▸ Aim of the task
Set every record down verbatim and omit the pictures.

▸ Input data
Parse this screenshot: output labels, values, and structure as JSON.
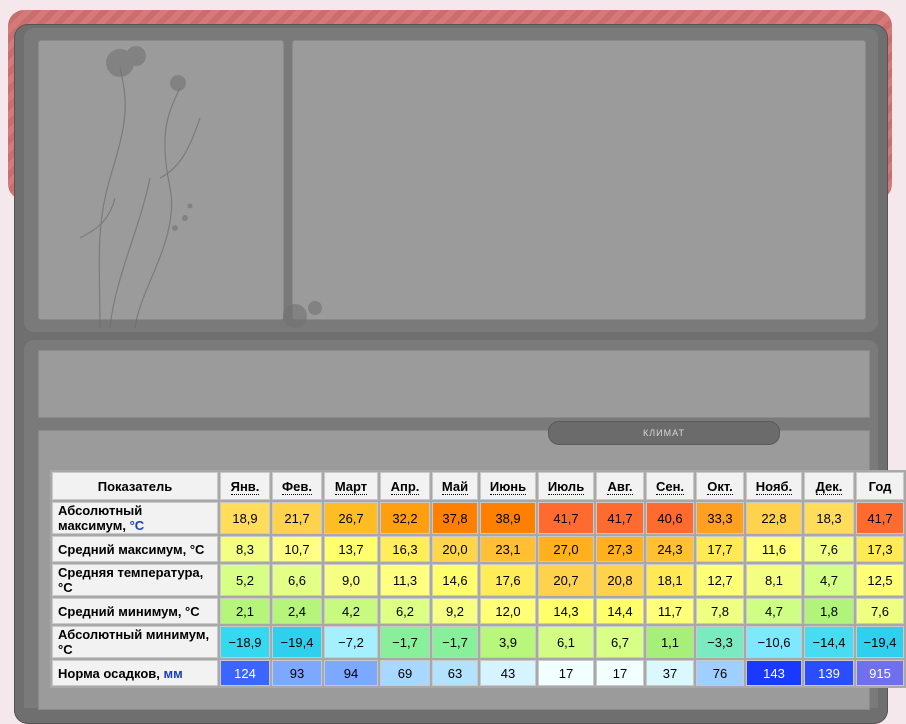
{
  "climate_label": "Климат",
  "table": {
    "header": [
      "Показатель",
      "Янв.",
      "Фев.",
      "Март",
      "Апр.",
      "Май",
      "Июнь",
      "Июль",
      "Авг.",
      "Сен.",
      "Окт.",
      "Нояб.",
      "Дек.",
      "Год"
    ],
    "rows": [
      {
        "label": "Абсолютный максимум,",
        "unit": "°C",
        "values": [
          "18,9",
          "21,7",
          "26,7",
          "32,2",
          "37,8",
          "38,9",
          "41,7",
          "41,7",
          "40,6",
          "33,3",
          "22,8",
          "18,3",
          "41,7"
        ],
        "colors": [
          "#ffdc5a",
          "#ffd24e",
          "#ffbc23",
          "#ff9f10",
          "#ff8000",
          "#ff8000",
          "#ff6a2e",
          "#ff6a2e",
          "#ff6a2e",
          "#ffa020",
          "#ffd24e",
          "#ffdc5a",
          "#ff6a2e"
        ]
      },
      {
        "label": "Средний максимум, °C",
        "unit": "",
        "values": [
          "8,3",
          "10,7",
          "13,7",
          "16,3",
          "20,0",
          "23,1",
          "27,0",
          "27,3",
          "24,3",
          "17,7",
          "11,6",
          "7,6",
          "17,3"
        ],
        "colors": [
          "#f2ff82",
          "#ffff86",
          "#ffff6e",
          "#ffee5a",
          "#ffd64a",
          "#ffc033",
          "#ffb01c",
          "#ffb01c",
          "#ffc033",
          "#ffea55",
          "#ffff7a",
          "#f0ff84",
          "#ffea55"
        ]
      },
      {
        "label": "Средняя температура, °C",
        "unit": "",
        "values": [
          "5,2",
          "6,6",
          "9,0",
          "11,3",
          "14,6",
          "17,6",
          "20,7",
          "20,8",
          "18,1",
          "12,7",
          "8,1",
          "4,7",
          "12,5"
        ],
        "colors": [
          "#d8ff85",
          "#e4ff86",
          "#f6ff82",
          "#ffff80",
          "#ffff6c",
          "#ffec58",
          "#ffd24c",
          "#ffd24c",
          "#ffea55",
          "#ffff76",
          "#f4ff82",
          "#d4ff86",
          "#ffff76"
        ]
      },
      {
        "label": "Средний минимум, °C",
        "unit": "",
        "values": [
          "2,1",
          "2,4",
          "4,2",
          "6,2",
          "9,2",
          "12,0",
          "14,3",
          "14,4",
          "11,7",
          "7,8",
          "4,7",
          "1,8",
          "7,6"
        ],
        "colors": [
          "#b4f57a",
          "#b4f57a",
          "#c8fa80",
          "#dcff84",
          "#f6ff82",
          "#ffff78",
          "#ffff6a",
          "#ffff6a",
          "#ffff7a",
          "#eeff82",
          "#ceff84",
          "#b0f47a",
          "#eeff82"
        ]
      },
      {
        "label": "Абсолютный минимум, °C",
        "unit": "",
        "values": [
          "−18,9",
          "−19,4",
          "−7,2",
          "−1,7",
          "−1,7",
          "3,9",
          "6,1",
          "6,7",
          "1,1",
          "−3,3",
          "−10,6",
          "−14,4",
          "−19,4"
        ],
        "colors": [
          "#34d8f0",
          "#2ed0ee",
          "#a4f0ff",
          "#88f09a",
          "#88f09a",
          "#b8f67c",
          "#d2fc84",
          "#d8ff86",
          "#a6f07a",
          "#7aeac0",
          "#7ee8ff",
          "#48dcf2",
          "#2ed0ee"
        ]
      },
      {
        "label": "Норма осадков,",
        "unit": "мм",
        "values": [
          "124",
          "93",
          "94",
          "69",
          "63",
          "43",
          "17",
          "17",
          "37",
          "76",
          "143",
          "139",
          "915"
        ],
        "colors": [
          "#3c64ff",
          "#7ca8ff",
          "#7ca8ff",
          "#a8d8ff",
          "#b2e2ff",
          "#d6f4ff",
          "#f2ffff",
          "#f2ffff",
          "#dcf8ff",
          "#a0ceff",
          "#1a38ff",
          "#2c4cff",
          "#7070ee"
        ]
      }
    ]
  },
  "colors": {
    "page_bg": "#f4e8ec",
    "frame": "#6f6f6f",
    "panel": "#7a7a7a",
    "tile": "#9b9b9b",
    "unit_blue": "#1a3fb8"
  }
}
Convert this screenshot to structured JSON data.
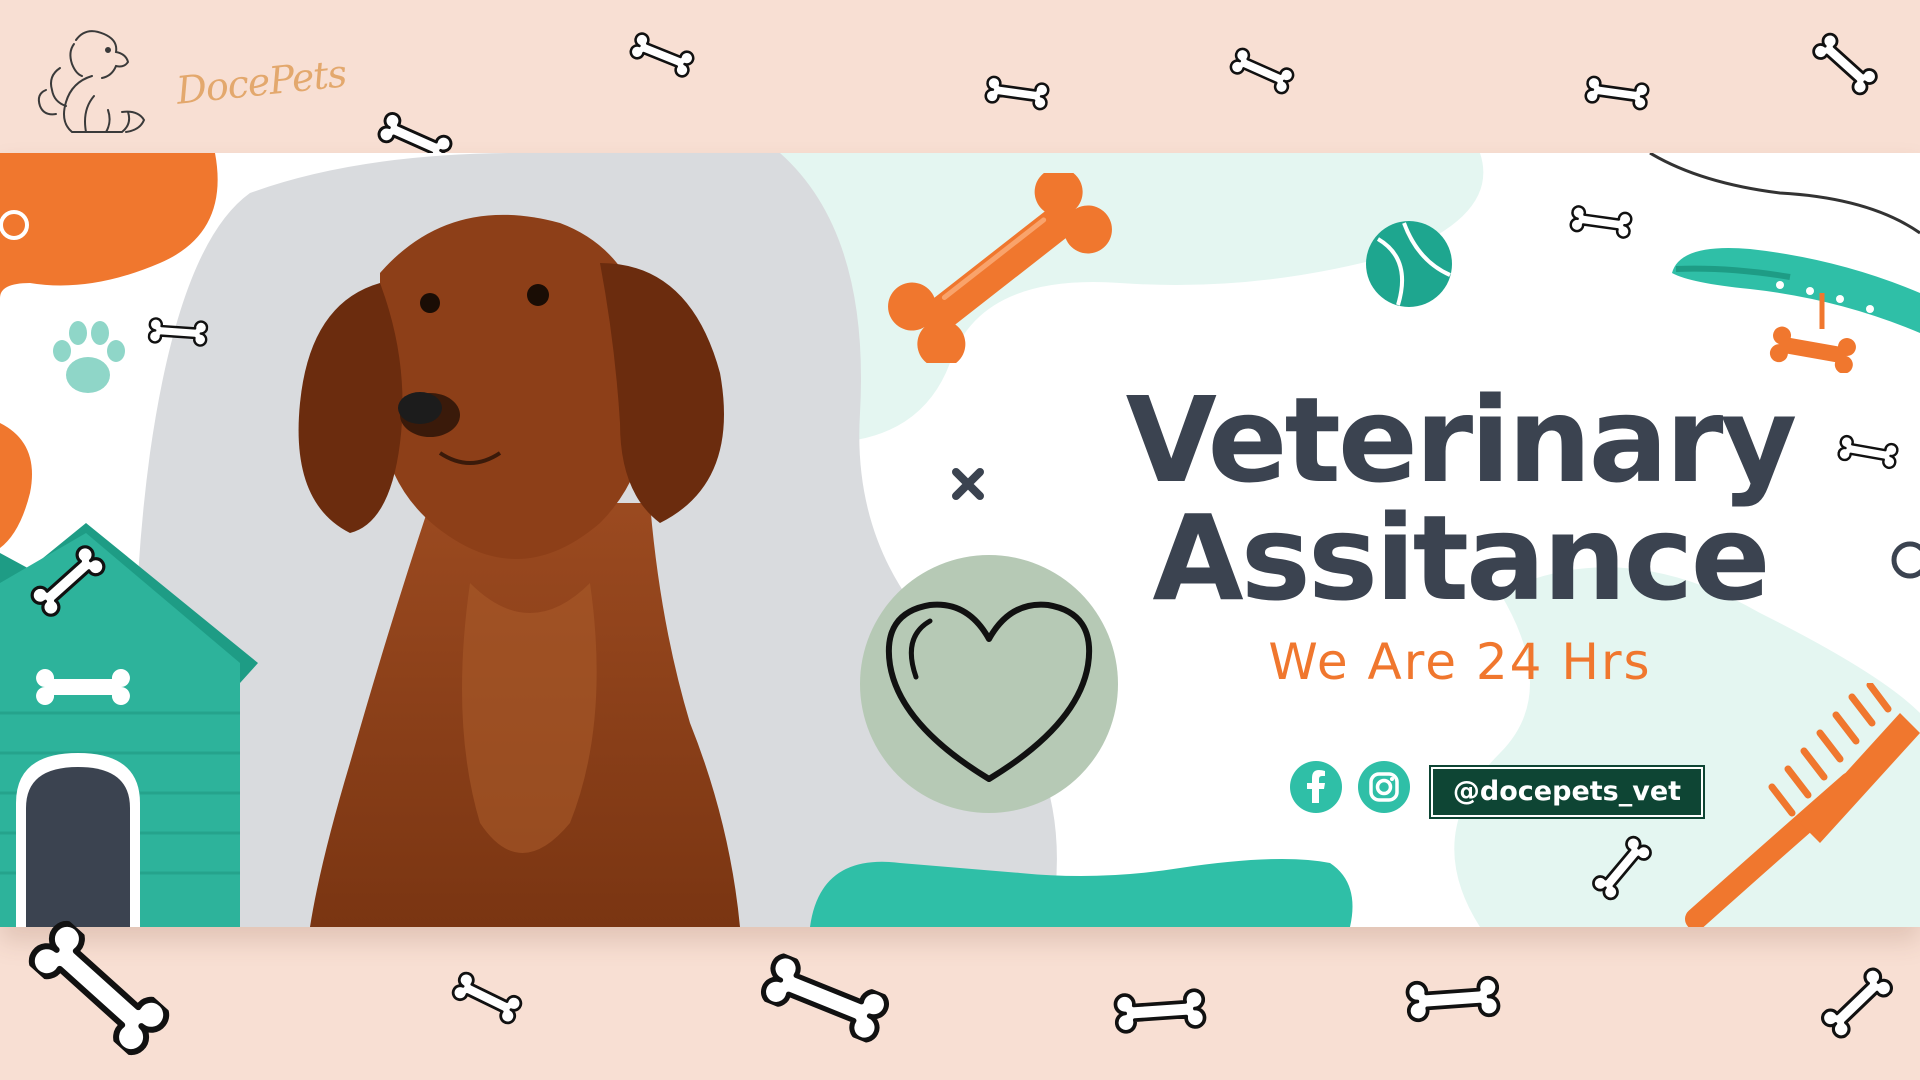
{
  "brand": {
    "name": "DocePets"
  },
  "banner": {
    "title_line1": "Veterinary",
    "title_line2": "Assitance",
    "tagline": "We Are 24 Hrs",
    "social": {
      "facebook_icon": "facebook-icon",
      "instagram_icon": "instagram-icon",
      "handle": "@docepets_vet"
    }
  },
  "colors": {
    "page_background": "#f8dfd3",
    "orange": "#f0772e",
    "teal": "#2fbfa7",
    "dark_text": "#3b4350",
    "handle_background": "#0e4534",
    "heart_circle": "#b6c9b5"
  },
  "icons": [
    "bone-icon",
    "paw-icon",
    "heart-icon",
    "tennis-ball-icon",
    "dog-collar-icon",
    "pet-comb-icon",
    "doghouse-icon",
    "close-x-icon"
  ]
}
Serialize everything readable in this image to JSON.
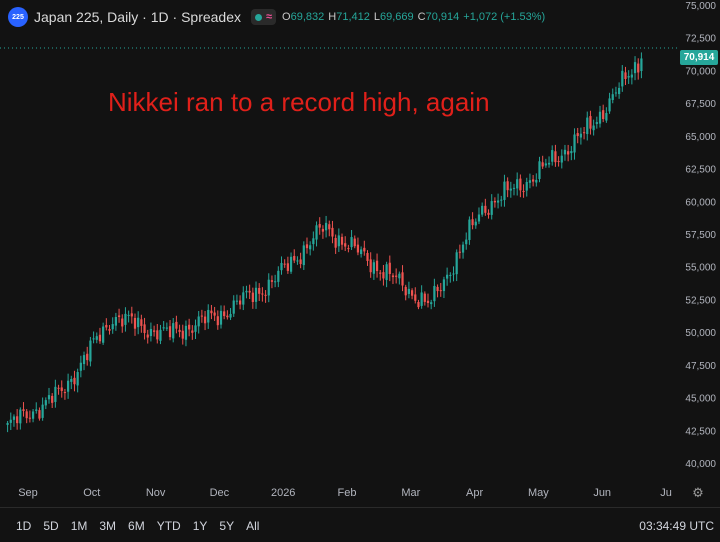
{
  "header": {
    "symbol_badge": "225",
    "title": "Japan 225, Daily · 1D · Spreadex",
    "status_icon": "wave-icon",
    "ohlc": [
      {
        "label": "O",
        "value": "69,832"
      },
      {
        "label": "H",
        "value": "71,412"
      },
      {
        "label": "L",
        "value": "69,669"
      },
      {
        "label": "C",
        "value": "70,914"
      },
      {
        "label": "",
        "value": "+1,072 (+1.53%)"
      }
    ]
  },
  "annotation": "Nikkei ran to a record high, again",
  "last_price_tag": "70,914",
  "colors": {
    "up": "#26a69a",
    "down": "#ef5350",
    "annotation": "#e0201a",
    "background": "#121212"
  },
  "bottom": {
    "ranges": [
      "1D",
      "5D",
      "1M",
      "3M",
      "6M",
      "YTD",
      "1Y",
      "5Y",
      "All"
    ],
    "clock": "03:34:49 UTC",
    "settings_icon": "gear-icon"
  },
  "chart_data": {
    "type": "candlestick",
    "grid": false,
    "ylim": [
      40000,
      75000
    ],
    "y_ticks": [
      "40,000",
      "42,500",
      "45,000",
      "47,500",
      "50,000",
      "52,500",
      "55,000",
      "57,500",
      "60,000",
      "62,500",
      "65,000",
      "67,500",
      "70,000",
      "72,500",
      "75,000"
    ],
    "x_ticks": [
      "Sep",
      "Oct",
      "Nov",
      "Dec",
      "2026",
      "Feb",
      "Mar",
      "Apr",
      "May",
      "Jun",
      "Ju"
    ],
    "last_close": 70914,
    "close_path": [
      {
        "month": "Sep",
        "close": 42800
      },
      {
        "month": "Oct",
        "close": 45300
      },
      {
        "month": "Nov",
        "close": 51200
      },
      {
        "month": "Dec",
        "close": 49800
      },
      {
        "month": "2026",
        "close": 51300
      },
      {
        "month": "Feb",
        "close": 53800
      },
      {
        "month": "Feb",
        "close": 58000
      },
      {
        "month": "Mar",
        "close": 55000
      },
      {
        "month": "Apr",
        "close": 52000
      },
      {
        "month": "May",
        "close": 59500
      },
      {
        "month": "May",
        "close": 62000
      },
      {
        "month": "Jun",
        "close": 65500
      },
      {
        "month": "Jun",
        "close": 70914
      }
    ]
  }
}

▸ Response
Parse this screenshot: output labels, values, and structure as JSON.
{
  "climate_label": "Климат",
  "table": {
    "header": [
      "Показатель",
      "Янв.",
      "Фев.",
      "Март",
      "Апр.",
      "Май",
      "Июнь",
      "Июль",
      "Авг.",
      "Сен.",
      "Окт.",
      "Нояб.",
      "Дек.",
      "Год"
    ],
    "rows": [
      {
        "label": "Абсолютный максимум,",
        "unit": "°C",
        "values": [
          "18,9",
          "21,7",
          "26,7",
          "32,2",
          "37,8",
          "38,9",
          "41,7",
          "41,7",
          "40,6",
          "33,3",
          "22,8",
          "18,3",
          "41,7"
        ],
        "colors": [
          "#ffdc5a",
          "#ffd24e",
          "#ffbc23",
          "#ff9f10",
          "#ff8000",
          "#ff8000",
          "#ff6a2e",
          "#ff6a2e",
          "#ff6a2e",
          "#ffa020",
          "#ffd24e",
          "#ffdc5a",
          "#ff6a2e"
        ]
      },
      {
        "label": "Средний максимум, °C",
        "unit": "",
        "values": [
          "8,3",
          "10,7",
          "13,7",
          "16,3",
          "20,0",
          "23,1",
          "27,0",
          "27,3",
          "24,3",
          "17,7",
          "11,6",
          "7,6",
          "17,3"
        ],
        "colors": [
          "#f2ff82",
          "#ffff86",
          "#ffff6e",
          "#ffee5a",
          "#ffd64a",
          "#ffc033",
          "#ffb01c",
          "#ffb01c",
          "#ffc033",
          "#ffea55",
          "#ffff7a",
          "#f0ff84",
          "#ffea55"
        ]
      },
      {
        "label": "Средняя температура, °C",
        "unit": "",
        "values": [
          "5,2",
          "6,6",
          "9,0",
          "11,3",
          "14,6",
          "17,6",
          "20,7",
          "20,8",
          "18,1",
          "12,7",
          "8,1",
          "4,7",
          "12,5"
        ],
        "colors": [
          "#d8ff85",
          "#e4ff86",
          "#f6ff82",
          "#ffff80",
          "#ffff6c",
          "#ffec58",
          "#ffd24c",
          "#ffd24c",
          "#ffea55",
          "#ffff76",
          "#f4ff82",
          "#d4ff86",
          "#ffff76"
        ]
      },
      {
        "label": "Средний минимум, °C",
        "unit": "",
        "values": [
          "2,1",
          "2,4",
          "4,2",
          "6,2",
          "9,2",
          "12,0",
          "14,3",
          "14,4",
          "11,7",
          "7,8",
          "4,7",
          "1,8",
          "7,6"
        ],
        "colors": [
          "#b4f57a",
          "#b4f57a",
          "#c8fa80",
          "#dcff84",
          "#f6ff82",
          "#ffff78",
          "#ffff6a",
          "#ffff6a",
          "#ffff7a",
          "#eeff82",
          "#ceff84",
          "#b0f47a",
          "#eeff82"
        ]
      },
      {
        "label": "Абсолютный минимум, °C",
        "unit": "",
        "values": [
          "−18,9",
          "−19,4",
          "−7,2",
          "−1,7",
          "−1,7",
          "3,9",
          "6,1",
          "6,7",
          "1,1",
          "−3,3",
          "−10,6",
          "−14,4",
          "−19,4"
        ],
        "colors": [
          "#34d8f0",
          "#2ed0ee",
          "#a4f0ff",
          "#88f09a",
          "#88f09a",
          "#b8f67c",
          "#d2fc84",
          "#d8ff86",
          "#a6f07a",
          "#7aeac0",
          "#7ee8ff",
          "#48dcf2",
          "#2ed0ee"
        ]
      },
      {
        "label": "Норма осадков,",
        "unit": "мм",
        "values": [
          "124",
          "93",
          "94",
          "69",
          "63",
          "43",
          "17",
          "17",
          "37",
          "76",
          "143",
          "139",
          "915"
        ],
        "colors": [
          "#3c64ff",
          "#7ca8ff",
          "#7ca8ff",
          "#a8d8ff",
          "#b2e2ff",
          "#d6f4ff",
          "#f2ffff",
          "#f2ffff",
          "#dcf8ff",
          "#a0ceff",
          "#1a38ff",
          "#2c4cff",
          "#7070ee"
        ]
      }
    ]
  },
  "colors": {
    "page_bg": "#f4e8ec",
    "frame": "#6f6f6f",
    "panel": "#7a7a7a",
    "tile": "#9b9b9b",
    "unit_blue": "#1a3fb8"
  }
}
Convert this screenshot to structured JSON data.
{
  "brand": {
    "name": "DocePets"
  },
  "banner": {
    "title_line1": "Veterinary",
    "title_line2": "Assitance",
    "tagline": "We Are 24 Hrs",
    "social": {
      "facebook_icon": "facebook-icon",
      "instagram_icon": "instagram-icon",
      "handle": "@docepets_vet"
    }
  },
  "colors": {
    "page_background": "#f8dfd3",
    "orange": "#f0772e",
    "teal": "#2fbfa7",
    "dark_text": "#3b4350",
    "handle_background": "#0e4534",
    "heart_circle": "#b6c9b5"
  },
  "icons": [
    "bone-icon",
    "paw-icon",
    "heart-icon",
    "tennis-ball-icon",
    "dog-collar-icon",
    "pet-comb-icon",
    "doghouse-icon",
    "close-x-icon"
  ]
}
Serialize everything readable in this image to JSON.
{
  "header": {
    "symbol_badge": "225",
    "title": "Japan 225, Daily · 1D · Spreadex",
    "status_icon": "wave-icon",
    "ohlc": [
      {
        "label": "O",
        "value": "69,832"
      },
      {
        "label": "H",
        "value": "71,412"
      },
      {
        "label": "L",
        "value": "69,669"
      },
      {
        "label": "C",
        "value": "70,914"
      },
      {
        "label": "",
        "value": "+1,072 (+1.53%)"
      }
    ]
  },
  "annotation": "Nikkei ran to a record high, again",
  "last_price_tag": "70,914",
  "colors": {
    "up": "#26a69a",
    "down": "#ef5350",
    "annotation": "#e0201a",
    "background": "#121212"
  },
  "bottom": {
    "ranges": [
      "1D",
      "5D",
      "1M",
      "3M",
      "6M",
      "YTD",
      "1Y",
      "5Y",
      "All"
    ],
    "clock": "03:34:49 UTC",
    "settings_icon": "gear-icon"
  },
  "chart_data": {
    "type": "candlestick",
    "grid": false,
    "ylim": [
      40000,
      75000
    ],
    "y_ticks": [
      "40,000",
      "42,500",
      "45,000",
      "47,500",
      "50,000",
      "52,500",
      "55,000",
      "57,500",
      "60,000",
      "62,500",
      "65,000",
      "67,500",
      "70,000",
      "72,500",
      "75,000"
    ],
    "x_ticks": [
      "Sep",
      "Oct",
      "Nov",
      "Dec",
      "2026",
      "Feb",
      "Mar",
      "Apr",
      "May",
      "Jun",
      "Ju"
    ],
    "last_close": 70914,
    "close_path": [
      {
        "month": "Sep",
        "close": 42800
      },
      {
        "month": "Oct",
        "close": 45300
      },
      {
        "month": "Nov",
        "close": 51200
      },
      {
        "month": "Dec",
        "close": 49800
      },
      {
        "month": "2026",
        "close": 51300
      },
      {
        "month": "Feb",
        "close": 53800
      },
      {
        "month": "Feb",
        "close": 58000
      },
      {
        "month": "Mar",
        "close": 55000
      },
      {
        "month": "Apr",
        "close": 52000
      },
      {
        "month": "May",
        "close": 59500
      },
      {
        "month": "May",
        "close": 62000
      },
      {
        "month": "Jun",
        "close": 65500
      },
      {
        "month": "Jun",
        "close": 70914
      }
    ]
  }
}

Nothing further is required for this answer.